#### Task data

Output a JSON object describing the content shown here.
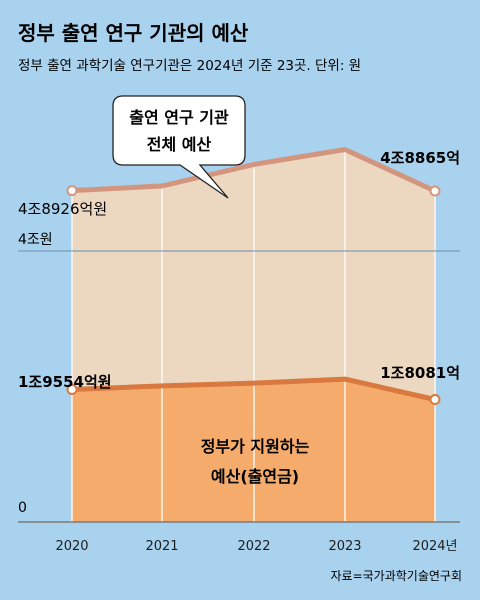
{
  "colors": {
    "background": "#a9d2ee",
    "total_line": "#d3957d",
    "total_fill": "#ecd8c0",
    "gov_line": "#d9783f",
    "gov_fill": "#f4ab6c",
    "axis": "#6a8ea8",
    "text": "#1e1e1e"
  },
  "chart_data": {
    "type": "area",
    "title": "정부 출연 연구 기관의 예산",
    "subtitle": "정부 출연 과학기술 연구기관은 2024년 기준 23곳. 단위: 원",
    "x": [
      "2020",
      "2021",
      "2022",
      "2023",
      "2024년"
    ],
    "ylim": [
      0,
      53000
    ],
    "series": [
      {
        "name": "출연 연구 기관 전체 예산",
        "values": [
          48926,
          49600,
          52800,
          55000,
          48865
        ]
      },
      {
        "name": "정부가 지원하는 예산(출연금)",
        "values": [
          19554,
          20100,
          20500,
          21100,
          18081
        ]
      }
    ],
    "reference_line": {
      "value": 40000,
      "label": "4조원"
    },
    "zero_label": "0",
    "value_labels": {
      "total_start": "4조8926억원",
      "total_end": "4조8865억",
      "gov_start": "1조9554억원",
      "gov_end": "1조8081억"
    },
    "callout": {
      "line1": "출연 연구 기관",
      "line2": "전체 예산"
    },
    "area_label": {
      "line1": "정부가 지원하는",
      "line2": "예산(출연금)"
    },
    "source": "자료=국가과학기술연구회"
  }
}
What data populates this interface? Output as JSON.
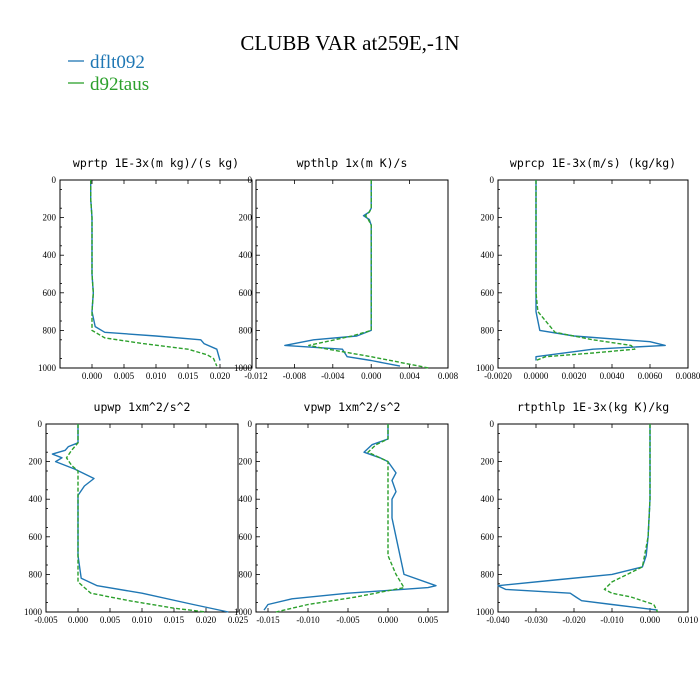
{
  "title": "CLUBB VAR at259E,-1N",
  "legend": [
    {
      "name": "dflt092",
      "color": "#1f77b4",
      "dash": "solid"
    },
    {
      "name": "d92taus",
      "color": "#2ca02c",
      "dash": "dashed"
    }
  ],
  "chart_data": [
    {
      "type": "line",
      "title": "wprtp  1E-3x(m kg)/(s kg)",
      "xlim": [
        -0.005,
        0.025
      ],
      "ylim": [
        1000,
        0
      ],
      "xticks": [
        0.0,
        0.005,
        0.01,
        0.015,
        0.02
      ],
      "xtick_labels": [
        "0.000",
        "0.005",
        "0.010",
        "0.015",
        "0.020"
      ],
      "yticks": [
        0,
        200,
        400,
        600,
        800,
        1000
      ],
      "series": [
        {
          "name": "dflt092",
          "x": [
            -0.0002,
            -0.0002,
            0.0,
            0.0,
            0.0,
            0.0,
            0.0002,
            0.0,
            0.0005,
            0.002,
            0.01,
            0.017,
            0.0175,
            0.0195,
            0.02
          ],
          "y": [
            0,
            100,
            200,
            300,
            400,
            500,
            600,
            700,
            780,
            810,
            830,
            850,
            870,
            900,
            960
          ]
        },
        {
          "name": "d92taus",
          "x": [
            -0.0002,
            -0.0002,
            0.0,
            0.0,
            0.0,
            0.0,
            0.0002,
            0.0,
            0.0,
            0.002,
            0.008,
            0.015,
            0.018,
            0.019,
            0.0195
          ],
          "y": [
            0,
            100,
            200,
            300,
            400,
            500,
            600,
            700,
            800,
            840,
            870,
            900,
            930,
            950,
            990
          ]
        }
      ]
    },
    {
      "type": "line",
      "title": "wpthlp  1x(m K)/s",
      "xlim": [
        -0.012,
        0.008
      ],
      "ylim": [
        1000,
        0
      ],
      "xticks": [
        -0.012,
        -0.008,
        -0.004,
        0.0,
        0.004,
        0.008
      ],
      "xtick_labels": [
        "-0.012",
        "-0.008",
        "-0.004",
        "0.000",
        "0.004",
        "0.008"
      ],
      "yticks": [
        0,
        200,
        400,
        600,
        800,
        1000
      ],
      "series": [
        {
          "name": "dflt092",
          "x": [
            0.0,
            0.0,
            0.0,
            0.0,
            -0.0002,
            -0.0008,
            -0.0002,
            0.0,
            0.0,
            0.0,
            0.0,
            -0.0015,
            -0.006,
            -0.009,
            -0.003,
            -0.0025,
            0.0,
            0.003
          ],
          "y": [
            0,
            80,
            120,
            150,
            170,
            190,
            210,
            240,
            400,
            600,
            800,
            830,
            850,
            880,
            900,
            940,
            960,
            990
          ]
        },
        {
          "name": "d92taus",
          "x": [
            0.0,
            0.0,
            0.0,
            -0.0002,
            -0.0006,
            -0.0003,
            0.0,
            0.0,
            0.0,
            0.0,
            -0.002,
            -0.0065,
            -0.0045,
            0.0,
            0.006
          ],
          "y": [
            0,
            80,
            150,
            170,
            190,
            210,
            240,
            400,
            600,
            800,
            830,
            880,
            900,
            940,
            1000
          ]
        }
      ]
    },
    {
      "type": "line",
      "title": "wprcp  1E-3x(m/s) (kg/kg)",
      "xlim": [
        -0.002,
        0.008
      ],
      "ylim": [
        1000,
        0
      ],
      "xticks": [
        -0.002,
        0.0,
        0.002,
        0.004,
        0.006,
        0.008
      ],
      "xtick_labels": [
        "-0.0020",
        "0.0000",
        "0.0020",
        "0.0040",
        "0.0060",
        "0.0080"
      ],
      "yticks": [
        0,
        200,
        400,
        600,
        800,
        1000
      ],
      "series": [
        {
          "name": "dflt092",
          "x": [
            0.0,
            0.0,
            0.0,
            0.0,
            0.0,
            0.0,
            0.0,
            0.0002,
            0.002,
            0.006,
            0.0068,
            0.003,
            0.0,
            0.0
          ],
          "y": [
            0,
            200,
            400,
            420,
            440,
            600,
            700,
            800,
            830,
            860,
            880,
            900,
            940,
            960
          ]
        },
        {
          "name": "d92taus",
          "x": [
            0.0,
            0.0,
            0.0,
            0.0,
            0.0,
            0.0001,
            0.001,
            0.003,
            0.005,
            0.0052,
            0.003,
            0.0005,
            0.0
          ],
          "y": [
            0,
            200,
            400,
            420,
            600,
            700,
            810,
            850,
            880,
            900,
            920,
            940,
            960
          ]
        }
      ]
    },
    {
      "type": "line",
      "title": "upwp  1xm^2/s^2",
      "xlim": [
        -0.005,
        0.025
      ],
      "ylim": [
        1000,
        0
      ],
      "xticks": [
        -0.005,
        0.0,
        0.005,
        0.01,
        0.015,
        0.02,
        0.025
      ],
      "xtick_labels": [
        "-0.005",
        "0.000",
        "0.005",
        "0.010",
        "0.015",
        "0.020",
        "0.025"
      ],
      "yticks": [
        0,
        200,
        400,
        600,
        800,
        1000
      ],
      "series": [
        {
          "name": "dflt092",
          "x": [
            0.0,
            0.0,
            0.0,
            -0.0015,
            -0.002,
            -0.004,
            -0.0025,
            -0.0035,
            -0.0005,
            0.0025,
            0.001,
            0.0,
            0.0,
            0.0,
            0.0,
            0.0005,
            0.003,
            0.01,
            0.018,
            0.0235
          ],
          "y": [
            0,
            80,
            100,
            120,
            140,
            160,
            180,
            200,
            240,
            290,
            330,
            380,
            450,
            500,
            700,
            820,
            860,
            900,
            960,
            1000
          ]
        },
        {
          "name": "d92taus",
          "x": [
            0.0,
            0.0,
            0.0,
            -0.001,
            -0.0018,
            -0.001,
            0.0,
            0.0,
            0.0,
            0.0,
            0.0,
            0.002,
            0.008,
            0.015,
            0.02
          ],
          "y": [
            0,
            80,
            100,
            140,
            180,
            220,
            250,
            300,
            450,
            600,
            840,
            900,
            940,
            980,
            1000
          ]
        }
      ]
    },
    {
      "type": "line",
      "title": "vpwp  1xm^2/s^2",
      "xlim": [
        -0.0165,
        0.0075
      ],
      "ylim": [
        1000,
        0
      ],
      "xticks": [
        -0.015,
        -0.01,
        -0.005,
        0.0,
        0.005
      ],
      "xtick_labels": [
        "-0.015",
        "-0.010",
        "-0.005",
        "0.000",
        "0.005"
      ],
      "yticks": [
        0,
        200,
        400,
        600,
        800,
        1000
      ],
      "series": [
        {
          "name": "dflt092",
          "x": [
            0.0,
            0.0,
            -0.002,
            -0.003,
            -0.001,
            0.0,
            0.001,
            0.0005,
            0.001,
            0.0005,
            0.0005,
            0.001,
            0.002,
            0.006,
            0.005,
            -0.005,
            -0.012,
            -0.015,
            -0.0155
          ],
          "y": [
            0,
            80,
            110,
            150,
            180,
            200,
            260,
            300,
            360,
            400,
            500,
            600,
            800,
            860,
            870,
            900,
            930,
            960,
            990
          ]
        },
        {
          "name": "d92taus",
          "x": [
            0.0,
            0.0,
            -0.0015,
            -0.0025,
            -0.001,
            0.0,
            0.0,
            0.0,
            0.0,
            0.001,
            0.002,
            -0.004,
            -0.01,
            -0.014
          ],
          "y": [
            0,
            80,
            110,
            150,
            180,
            200,
            300,
            500,
            700,
            800,
            870,
            920,
            960,
            1000
          ]
        }
      ]
    },
    {
      "type": "line",
      "title": "rtpthlp  1E-3x(kg K)/kg",
      "xlim": [
        -0.04,
        0.01
      ],
      "ylim": [
        1000,
        0
      ],
      "xticks": [
        -0.04,
        -0.03,
        -0.02,
        -0.01,
        0.0,
        0.01
      ],
      "xtick_labels": [
        "-0.040",
        "-0.030",
        "-0.020",
        "-0.010",
        "0.000",
        "0.010"
      ],
      "yticks": [
        0,
        200,
        400,
        600,
        800,
        1000
      ],
      "series": [
        {
          "name": "dflt092",
          "x": [
            0.0,
            0.0,
            -0.0005,
            -0.001,
            -0.002,
            -0.01,
            -0.025,
            -0.04,
            -0.038,
            -0.021,
            -0.0195,
            -0.018,
            -0.01,
            0.002
          ],
          "y": [
            0,
            400,
            600,
            700,
            760,
            800,
            830,
            860,
            880,
            900,
            920,
            940,
            960,
            990
          ]
        },
        {
          "name": "d92taus",
          "x": [
            0.0,
            0.0,
            -0.0005,
            -0.002,
            -0.006,
            -0.01,
            -0.012,
            -0.01,
            -0.005,
            0.001,
            0.002
          ],
          "y": [
            0,
            400,
            600,
            760,
            800,
            840,
            880,
            900,
            920,
            960,
            1000
          ]
        }
      ]
    }
  ]
}
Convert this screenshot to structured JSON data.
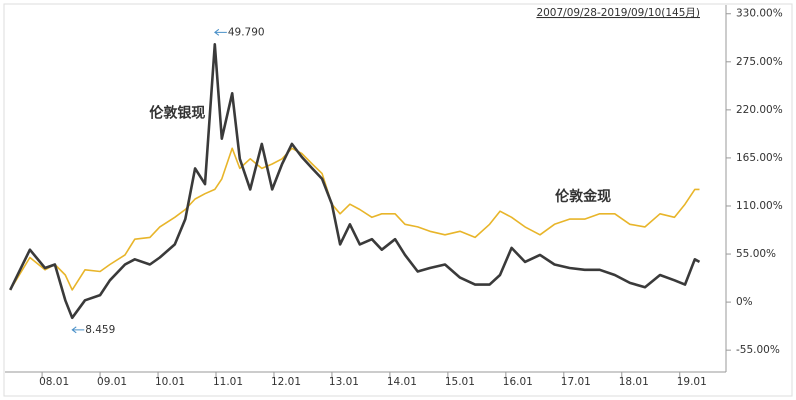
{
  "chart_data": {
    "type": "line",
    "date_range": "2007/09/28-2019/09/10(145月)",
    "annotations": [
      {
        "text": "49.790",
        "color": "#c0392b",
        "x": 2010.98,
        "y": 295
      },
      {
        "text": "8.459",
        "color": "#2e8b2e",
        "x": 2008.52,
        "y": -18
      }
    ],
    "x": [
      2007.45,
      2007.79,
      2008.05,
      2008.22,
      2008.4,
      2008.52,
      2008.74,
      2009.0,
      2009.17,
      2009.43,
      2009.6,
      2009.86,
      2010.03,
      2010.29,
      2010.47,
      2010.64,
      2010.81,
      2010.98,
      2011.1,
      2011.28,
      2011.41,
      2011.59,
      2011.79,
      2011.97,
      2012.14,
      2012.31,
      2012.48,
      2012.66,
      2012.83,
      2013.0,
      2013.14,
      2013.31,
      2013.48,
      2013.69,
      2013.86,
      2014.09,
      2014.26,
      2014.48,
      2014.69,
      2014.95,
      2015.21,
      2015.47,
      2015.72,
      2015.9,
      2016.1,
      2016.33,
      2016.59,
      2016.84,
      2017.1,
      2017.36,
      2017.62,
      2017.88,
      2018.14,
      2018.4,
      2018.66,
      2018.91,
      2019.09,
      2019.26,
      2019.34
    ],
    "series": [
      {
        "name": "伦敦金现",
        "color": "#e8b52a",
        "width": 1.6,
        "label_pos": [
          2016.85,
          120
        ],
        "values": [
          14,
          51,
          37,
          43,
          31,
          14,
          37,
          35,
          43,
          54,
          72,
          74,
          86,
          97,
          106,
          118,
          124,
          129,
          141,
          176,
          153,
          164,
          153,
          158,
          164,
          176,
          170,
          158,
          147,
          112,
          101,
          112,
          106,
          97,
          101,
          101,
          89,
          86,
          81,
          77,
          81,
          74,
          89,
          104,
          97,
          86,
          77,
          89,
          95,
          95,
          101,
          101,
          89,
          86,
          101,
          97,
          112,
          129,
          129
        ]
      },
      {
        "name": "伦敦银现",
        "color": "#3a3a3a",
        "width": 2.6,
        "label_pos": [
          2009.85,
          216
        ],
        "values": [
          14,
          60,
          39,
          43,
          2,
          -18,
          2,
          8,
          25,
          43,
          49,
          43,
          51,
          66,
          95,
          153,
          135,
          295,
          187,
          239,
          164,
          129,
          181,
          129,
          158,
          181,
          166,
          153,
          141,
          112,
          66,
          89,
          66,
          72,
          60,
          72,
          54,
          35,
          39,
          43,
          28,
          20,
          20,
          31,
          62,
          46,
          54,
          43,
          39,
          37,
          37,
          31,
          22,
          17,
          31,
          25,
          20,
          49,
          46
        ]
      }
    ],
    "xlim": [
      2007.36,
      2019.66
    ],
    "xticks": [
      {
        "value": 2008,
        "label": "08.01"
      },
      {
        "value": 2009,
        "label": "09.01"
      },
      {
        "value": 2010,
        "label": "10.01"
      },
      {
        "value": 2011,
        "label": "11.01"
      },
      {
        "value": 2012,
        "label": "12.01"
      },
      {
        "value": 2013,
        "label": "13.01"
      },
      {
        "value": 2014,
        "label": "14.01"
      },
      {
        "value": 2015,
        "label": "15.01"
      },
      {
        "value": 2016,
        "label": "16.01"
      },
      {
        "value": 2017,
        "label": "17.01"
      },
      {
        "value": 2018,
        "label": "18.01"
      },
      {
        "value": 2019,
        "label": "19.01"
      }
    ],
    "ylim": [
      -80,
      340
    ],
    "yticks": [
      {
        "value": -55,
        "label": "-55.00%"
      },
      {
        "value": 0,
        "label": "0%"
      },
      {
        "value": 55,
        "label": "55.00%"
      },
      {
        "value": 110,
        "label": "110.00%"
      },
      {
        "value": 165,
        "label": "165.00%"
      },
      {
        "value": 220,
        "label": "220.00%"
      },
      {
        "value": 275,
        "label": "275.00%"
      },
      {
        "value": 330,
        "label": "330.00%"
      }
    ]
  }
}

########

Copy out each line of the entries that holds "Output".

Solution for this task -
Output a JSON object describing the content shown here.
What data populates this interface? Output as JSON.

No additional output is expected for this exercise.